> [TASK REQUIREMENTS]
List each line holding the string "Premium".

Data records:
□ □ □ □ □

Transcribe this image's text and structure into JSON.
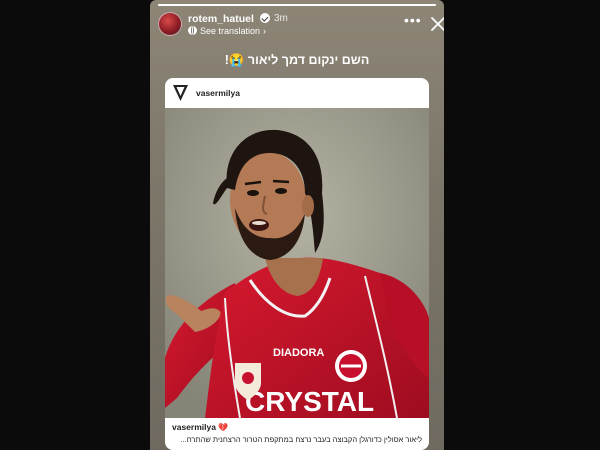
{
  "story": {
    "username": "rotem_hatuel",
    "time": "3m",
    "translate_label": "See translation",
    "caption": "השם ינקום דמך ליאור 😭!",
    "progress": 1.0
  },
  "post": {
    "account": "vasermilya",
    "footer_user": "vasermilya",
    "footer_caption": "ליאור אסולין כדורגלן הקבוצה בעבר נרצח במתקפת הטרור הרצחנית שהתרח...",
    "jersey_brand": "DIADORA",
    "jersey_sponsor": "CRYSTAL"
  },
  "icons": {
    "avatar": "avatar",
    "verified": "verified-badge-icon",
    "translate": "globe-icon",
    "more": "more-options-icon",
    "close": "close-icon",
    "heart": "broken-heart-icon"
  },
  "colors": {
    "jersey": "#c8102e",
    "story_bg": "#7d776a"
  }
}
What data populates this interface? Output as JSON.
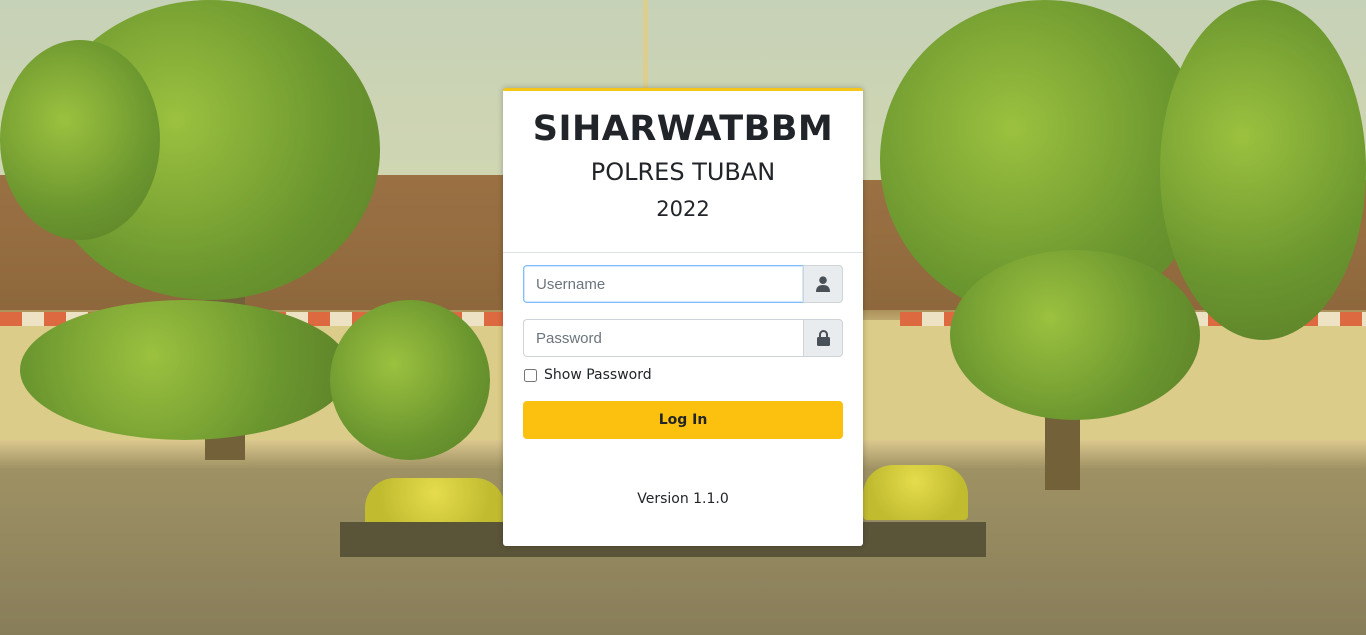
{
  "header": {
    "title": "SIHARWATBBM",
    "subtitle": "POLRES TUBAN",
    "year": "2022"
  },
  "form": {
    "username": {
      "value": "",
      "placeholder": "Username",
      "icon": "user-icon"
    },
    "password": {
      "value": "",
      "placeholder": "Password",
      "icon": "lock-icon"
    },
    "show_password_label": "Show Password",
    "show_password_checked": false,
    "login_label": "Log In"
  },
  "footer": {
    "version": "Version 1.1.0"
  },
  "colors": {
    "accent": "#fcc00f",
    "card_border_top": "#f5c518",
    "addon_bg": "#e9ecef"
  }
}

□ □ □ □ □

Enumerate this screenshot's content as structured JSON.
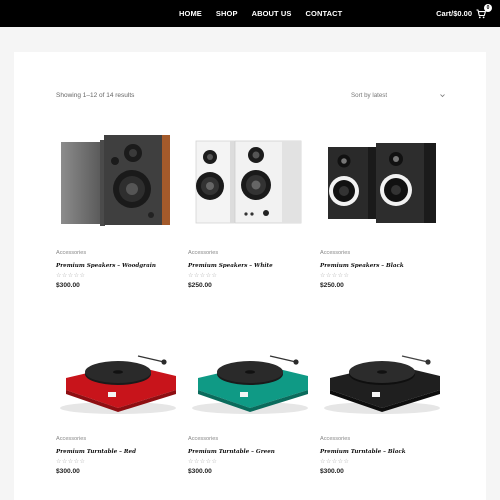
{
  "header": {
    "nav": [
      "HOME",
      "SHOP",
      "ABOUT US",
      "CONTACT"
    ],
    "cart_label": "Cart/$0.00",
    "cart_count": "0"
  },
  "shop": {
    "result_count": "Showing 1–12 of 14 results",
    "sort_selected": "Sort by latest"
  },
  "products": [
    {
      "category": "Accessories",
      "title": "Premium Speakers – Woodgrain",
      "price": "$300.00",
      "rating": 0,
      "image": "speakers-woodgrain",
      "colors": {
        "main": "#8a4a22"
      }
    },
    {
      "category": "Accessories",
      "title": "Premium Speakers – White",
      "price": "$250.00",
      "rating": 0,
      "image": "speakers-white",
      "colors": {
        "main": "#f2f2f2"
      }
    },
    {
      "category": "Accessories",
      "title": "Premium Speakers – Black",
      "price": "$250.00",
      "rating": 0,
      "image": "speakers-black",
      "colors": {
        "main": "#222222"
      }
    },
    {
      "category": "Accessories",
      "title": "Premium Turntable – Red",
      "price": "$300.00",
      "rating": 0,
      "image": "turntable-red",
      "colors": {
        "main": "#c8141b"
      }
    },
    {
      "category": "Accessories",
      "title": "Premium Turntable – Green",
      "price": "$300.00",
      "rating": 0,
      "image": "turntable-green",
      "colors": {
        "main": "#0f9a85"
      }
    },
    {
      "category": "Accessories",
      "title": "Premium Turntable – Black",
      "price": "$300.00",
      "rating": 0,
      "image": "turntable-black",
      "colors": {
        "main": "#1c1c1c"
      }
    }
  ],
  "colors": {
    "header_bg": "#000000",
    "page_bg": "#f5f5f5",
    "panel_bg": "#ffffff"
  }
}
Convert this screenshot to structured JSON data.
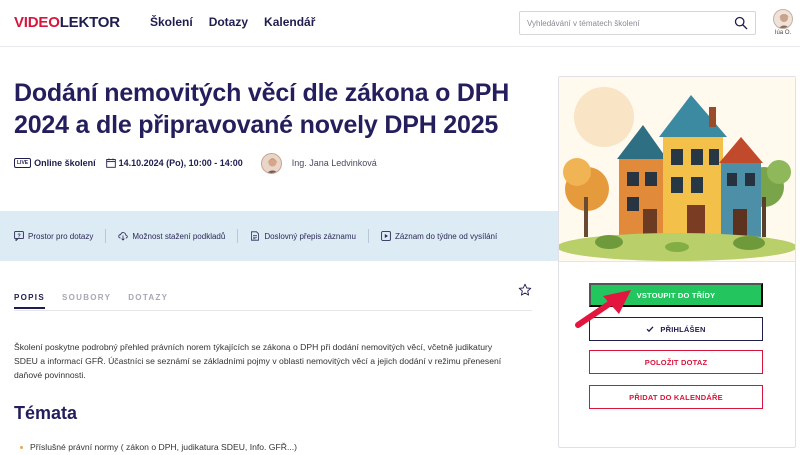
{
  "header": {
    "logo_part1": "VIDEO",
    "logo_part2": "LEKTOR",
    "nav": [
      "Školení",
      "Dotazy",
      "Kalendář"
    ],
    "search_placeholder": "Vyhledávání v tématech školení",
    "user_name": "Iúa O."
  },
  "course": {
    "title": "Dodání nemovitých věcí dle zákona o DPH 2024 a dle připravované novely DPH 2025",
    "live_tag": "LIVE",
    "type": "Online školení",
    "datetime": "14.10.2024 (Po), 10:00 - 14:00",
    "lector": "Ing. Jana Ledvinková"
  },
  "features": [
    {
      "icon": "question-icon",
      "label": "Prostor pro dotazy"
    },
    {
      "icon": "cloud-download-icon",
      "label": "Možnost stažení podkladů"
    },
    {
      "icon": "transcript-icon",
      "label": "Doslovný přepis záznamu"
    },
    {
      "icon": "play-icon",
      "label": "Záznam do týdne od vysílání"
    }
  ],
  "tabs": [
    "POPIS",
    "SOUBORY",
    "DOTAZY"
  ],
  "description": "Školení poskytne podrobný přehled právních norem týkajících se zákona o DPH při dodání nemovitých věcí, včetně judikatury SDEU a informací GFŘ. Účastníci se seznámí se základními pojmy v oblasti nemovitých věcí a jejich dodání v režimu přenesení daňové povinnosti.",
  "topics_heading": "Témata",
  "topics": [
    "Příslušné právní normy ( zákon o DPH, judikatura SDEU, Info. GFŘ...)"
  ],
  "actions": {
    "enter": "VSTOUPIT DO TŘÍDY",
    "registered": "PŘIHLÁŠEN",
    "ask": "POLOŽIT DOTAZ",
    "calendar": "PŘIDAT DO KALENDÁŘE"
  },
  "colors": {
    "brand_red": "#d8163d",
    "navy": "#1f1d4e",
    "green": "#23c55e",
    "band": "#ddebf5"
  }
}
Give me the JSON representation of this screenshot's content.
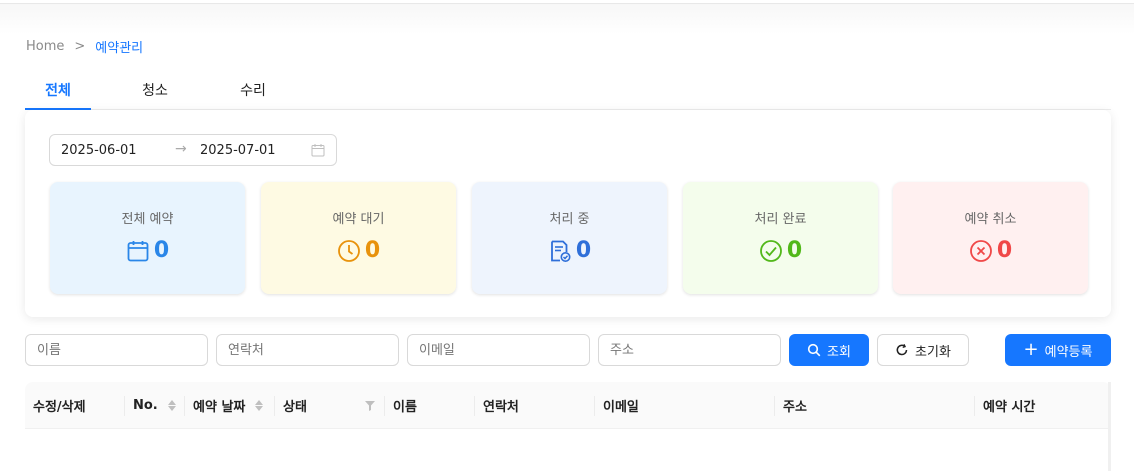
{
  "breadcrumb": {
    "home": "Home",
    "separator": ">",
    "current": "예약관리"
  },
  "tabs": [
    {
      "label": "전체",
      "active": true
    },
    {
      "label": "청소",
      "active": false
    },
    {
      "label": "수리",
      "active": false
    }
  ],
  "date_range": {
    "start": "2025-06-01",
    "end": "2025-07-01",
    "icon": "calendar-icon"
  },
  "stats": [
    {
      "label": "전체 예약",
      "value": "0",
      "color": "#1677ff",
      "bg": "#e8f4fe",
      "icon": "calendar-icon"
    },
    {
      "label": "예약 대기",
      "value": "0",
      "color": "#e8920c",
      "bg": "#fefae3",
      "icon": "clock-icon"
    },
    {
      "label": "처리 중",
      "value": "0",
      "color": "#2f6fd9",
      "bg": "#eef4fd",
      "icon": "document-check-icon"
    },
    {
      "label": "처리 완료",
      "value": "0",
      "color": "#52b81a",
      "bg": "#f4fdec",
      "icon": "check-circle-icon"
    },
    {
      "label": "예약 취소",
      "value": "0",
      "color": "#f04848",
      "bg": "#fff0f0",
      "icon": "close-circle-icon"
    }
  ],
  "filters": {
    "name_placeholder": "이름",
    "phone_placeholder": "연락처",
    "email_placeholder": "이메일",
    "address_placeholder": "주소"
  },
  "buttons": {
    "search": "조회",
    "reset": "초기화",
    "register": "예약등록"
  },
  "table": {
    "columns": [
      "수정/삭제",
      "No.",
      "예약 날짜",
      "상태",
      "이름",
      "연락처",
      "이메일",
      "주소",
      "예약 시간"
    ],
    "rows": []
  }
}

□ □ □ □ □

> [REPLY TO THE EXERCISE]
      "title": "Premium Speakers – Woodgrain",
      "title": "Premium Speakers – White",
      "title": "Premium Speakers – Black",
      "title": "Premium Turntable – Red",
      "title": "Premium Turntable – Green",
      "title": "Premium Turntable – Black",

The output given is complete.